Data supplied ->
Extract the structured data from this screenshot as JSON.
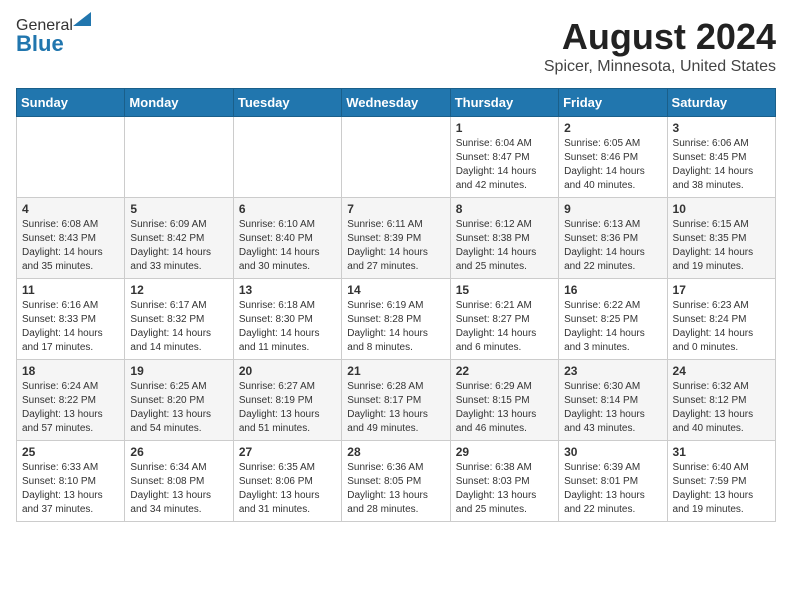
{
  "header": {
    "logo_general": "General",
    "logo_blue": "Blue",
    "title": "August 2024",
    "subtitle": "Spicer, Minnesota, United States"
  },
  "days_of_week": [
    "Sunday",
    "Monday",
    "Tuesday",
    "Wednesday",
    "Thursday",
    "Friday",
    "Saturday"
  ],
  "weeks": [
    [
      {
        "day": "",
        "info": ""
      },
      {
        "day": "",
        "info": ""
      },
      {
        "day": "",
        "info": ""
      },
      {
        "day": "",
        "info": ""
      },
      {
        "day": "1",
        "info": "Sunrise: 6:04 AM\nSunset: 8:47 PM\nDaylight: 14 hours and 42 minutes."
      },
      {
        "day": "2",
        "info": "Sunrise: 6:05 AM\nSunset: 8:46 PM\nDaylight: 14 hours and 40 minutes."
      },
      {
        "day": "3",
        "info": "Sunrise: 6:06 AM\nSunset: 8:45 PM\nDaylight: 14 hours and 38 minutes."
      }
    ],
    [
      {
        "day": "4",
        "info": "Sunrise: 6:08 AM\nSunset: 8:43 PM\nDaylight: 14 hours and 35 minutes."
      },
      {
        "day": "5",
        "info": "Sunrise: 6:09 AM\nSunset: 8:42 PM\nDaylight: 14 hours and 33 minutes."
      },
      {
        "day": "6",
        "info": "Sunrise: 6:10 AM\nSunset: 8:40 PM\nDaylight: 14 hours and 30 minutes."
      },
      {
        "day": "7",
        "info": "Sunrise: 6:11 AM\nSunset: 8:39 PM\nDaylight: 14 hours and 27 minutes."
      },
      {
        "day": "8",
        "info": "Sunrise: 6:12 AM\nSunset: 8:38 PM\nDaylight: 14 hours and 25 minutes."
      },
      {
        "day": "9",
        "info": "Sunrise: 6:13 AM\nSunset: 8:36 PM\nDaylight: 14 hours and 22 minutes."
      },
      {
        "day": "10",
        "info": "Sunrise: 6:15 AM\nSunset: 8:35 PM\nDaylight: 14 hours and 19 minutes."
      }
    ],
    [
      {
        "day": "11",
        "info": "Sunrise: 6:16 AM\nSunset: 8:33 PM\nDaylight: 14 hours and 17 minutes."
      },
      {
        "day": "12",
        "info": "Sunrise: 6:17 AM\nSunset: 8:32 PM\nDaylight: 14 hours and 14 minutes."
      },
      {
        "day": "13",
        "info": "Sunrise: 6:18 AM\nSunset: 8:30 PM\nDaylight: 14 hours and 11 minutes."
      },
      {
        "day": "14",
        "info": "Sunrise: 6:19 AM\nSunset: 8:28 PM\nDaylight: 14 hours and 8 minutes."
      },
      {
        "day": "15",
        "info": "Sunrise: 6:21 AM\nSunset: 8:27 PM\nDaylight: 14 hours and 6 minutes."
      },
      {
        "day": "16",
        "info": "Sunrise: 6:22 AM\nSunset: 8:25 PM\nDaylight: 14 hours and 3 minutes."
      },
      {
        "day": "17",
        "info": "Sunrise: 6:23 AM\nSunset: 8:24 PM\nDaylight: 14 hours and 0 minutes."
      }
    ],
    [
      {
        "day": "18",
        "info": "Sunrise: 6:24 AM\nSunset: 8:22 PM\nDaylight: 13 hours and 57 minutes."
      },
      {
        "day": "19",
        "info": "Sunrise: 6:25 AM\nSunset: 8:20 PM\nDaylight: 13 hours and 54 minutes."
      },
      {
        "day": "20",
        "info": "Sunrise: 6:27 AM\nSunset: 8:19 PM\nDaylight: 13 hours and 51 minutes."
      },
      {
        "day": "21",
        "info": "Sunrise: 6:28 AM\nSunset: 8:17 PM\nDaylight: 13 hours and 49 minutes."
      },
      {
        "day": "22",
        "info": "Sunrise: 6:29 AM\nSunset: 8:15 PM\nDaylight: 13 hours and 46 minutes."
      },
      {
        "day": "23",
        "info": "Sunrise: 6:30 AM\nSunset: 8:14 PM\nDaylight: 13 hours and 43 minutes."
      },
      {
        "day": "24",
        "info": "Sunrise: 6:32 AM\nSunset: 8:12 PM\nDaylight: 13 hours and 40 minutes."
      }
    ],
    [
      {
        "day": "25",
        "info": "Sunrise: 6:33 AM\nSunset: 8:10 PM\nDaylight: 13 hours and 37 minutes."
      },
      {
        "day": "26",
        "info": "Sunrise: 6:34 AM\nSunset: 8:08 PM\nDaylight: 13 hours and 34 minutes."
      },
      {
        "day": "27",
        "info": "Sunrise: 6:35 AM\nSunset: 8:06 PM\nDaylight: 13 hours and 31 minutes."
      },
      {
        "day": "28",
        "info": "Sunrise: 6:36 AM\nSunset: 8:05 PM\nDaylight: 13 hours and 28 minutes."
      },
      {
        "day": "29",
        "info": "Sunrise: 6:38 AM\nSunset: 8:03 PM\nDaylight: 13 hours and 25 minutes."
      },
      {
        "day": "30",
        "info": "Sunrise: 6:39 AM\nSunset: 8:01 PM\nDaylight: 13 hours and 22 minutes."
      },
      {
        "day": "31",
        "info": "Sunrise: 6:40 AM\nSunset: 7:59 PM\nDaylight: 13 hours and 19 minutes."
      }
    ]
  ]
}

What you have to do -> Repeat the listing in full and exactly. Do not include any images.

Task output ->
Extract the structured data from this screenshot as JSON.
{
  "header": {
    "logo_general": "General",
    "logo_blue": "Blue",
    "title": "August 2024",
    "subtitle": "Spicer, Minnesota, United States"
  },
  "days_of_week": [
    "Sunday",
    "Monday",
    "Tuesday",
    "Wednesday",
    "Thursday",
    "Friday",
    "Saturday"
  ],
  "weeks": [
    [
      {
        "day": "",
        "info": ""
      },
      {
        "day": "",
        "info": ""
      },
      {
        "day": "",
        "info": ""
      },
      {
        "day": "",
        "info": ""
      },
      {
        "day": "1",
        "info": "Sunrise: 6:04 AM\nSunset: 8:47 PM\nDaylight: 14 hours and 42 minutes."
      },
      {
        "day": "2",
        "info": "Sunrise: 6:05 AM\nSunset: 8:46 PM\nDaylight: 14 hours and 40 minutes."
      },
      {
        "day": "3",
        "info": "Sunrise: 6:06 AM\nSunset: 8:45 PM\nDaylight: 14 hours and 38 minutes."
      }
    ],
    [
      {
        "day": "4",
        "info": "Sunrise: 6:08 AM\nSunset: 8:43 PM\nDaylight: 14 hours and 35 minutes."
      },
      {
        "day": "5",
        "info": "Sunrise: 6:09 AM\nSunset: 8:42 PM\nDaylight: 14 hours and 33 minutes."
      },
      {
        "day": "6",
        "info": "Sunrise: 6:10 AM\nSunset: 8:40 PM\nDaylight: 14 hours and 30 minutes."
      },
      {
        "day": "7",
        "info": "Sunrise: 6:11 AM\nSunset: 8:39 PM\nDaylight: 14 hours and 27 minutes."
      },
      {
        "day": "8",
        "info": "Sunrise: 6:12 AM\nSunset: 8:38 PM\nDaylight: 14 hours and 25 minutes."
      },
      {
        "day": "9",
        "info": "Sunrise: 6:13 AM\nSunset: 8:36 PM\nDaylight: 14 hours and 22 minutes."
      },
      {
        "day": "10",
        "info": "Sunrise: 6:15 AM\nSunset: 8:35 PM\nDaylight: 14 hours and 19 minutes."
      }
    ],
    [
      {
        "day": "11",
        "info": "Sunrise: 6:16 AM\nSunset: 8:33 PM\nDaylight: 14 hours and 17 minutes."
      },
      {
        "day": "12",
        "info": "Sunrise: 6:17 AM\nSunset: 8:32 PM\nDaylight: 14 hours and 14 minutes."
      },
      {
        "day": "13",
        "info": "Sunrise: 6:18 AM\nSunset: 8:30 PM\nDaylight: 14 hours and 11 minutes."
      },
      {
        "day": "14",
        "info": "Sunrise: 6:19 AM\nSunset: 8:28 PM\nDaylight: 14 hours and 8 minutes."
      },
      {
        "day": "15",
        "info": "Sunrise: 6:21 AM\nSunset: 8:27 PM\nDaylight: 14 hours and 6 minutes."
      },
      {
        "day": "16",
        "info": "Sunrise: 6:22 AM\nSunset: 8:25 PM\nDaylight: 14 hours and 3 minutes."
      },
      {
        "day": "17",
        "info": "Sunrise: 6:23 AM\nSunset: 8:24 PM\nDaylight: 14 hours and 0 minutes."
      }
    ],
    [
      {
        "day": "18",
        "info": "Sunrise: 6:24 AM\nSunset: 8:22 PM\nDaylight: 13 hours and 57 minutes."
      },
      {
        "day": "19",
        "info": "Sunrise: 6:25 AM\nSunset: 8:20 PM\nDaylight: 13 hours and 54 minutes."
      },
      {
        "day": "20",
        "info": "Sunrise: 6:27 AM\nSunset: 8:19 PM\nDaylight: 13 hours and 51 minutes."
      },
      {
        "day": "21",
        "info": "Sunrise: 6:28 AM\nSunset: 8:17 PM\nDaylight: 13 hours and 49 minutes."
      },
      {
        "day": "22",
        "info": "Sunrise: 6:29 AM\nSunset: 8:15 PM\nDaylight: 13 hours and 46 minutes."
      },
      {
        "day": "23",
        "info": "Sunrise: 6:30 AM\nSunset: 8:14 PM\nDaylight: 13 hours and 43 minutes."
      },
      {
        "day": "24",
        "info": "Sunrise: 6:32 AM\nSunset: 8:12 PM\nDaylight: 13 hours and 40 minutes."
      }
    ],
    [
      {
        "day": "25",
        "info": "Sunrise: 6:33 AM\nSunset: 8:10 PM\nDaylight: 13 hours and 37 minutes."
      },
      {
        "day": "26",
        "info": "Sunrise: 6:34 AM\nSunset: 8:08 PM\nDaylight: 13 hours and 34 minutes."
      },
      {
        "day": "27",
        "info": "Sunrise: 6:35 AM\nSunset: 8:06 PM\nDaylight: 13 hours and 31 minutes."
      },
      {
        "day": "28",
        "info": "Sunrise: 6:36 AM\nSunset: 8:05 PM\nDaylight: 13 hours and 28 minutes."
      },
      {
        "day": "29",
        "info": "Sunrise: 6:38 AM\nSunset: 8:03 PM\nDaylight: 13 hours and 25 minutes."
      },
      {
        "day": "30",
        "info": "Sunrise: 6:39 AM\nSunset: 8:01 PM\nDaylight: 13 hours and 22 minutes."
      },
      {
        "day": "31",
        "info": "Sunrise: 6:40 AM\nSunset: 7:59 PM\nDaylight: 13 hours and 19 minutes."
      }
    ]
  ]
}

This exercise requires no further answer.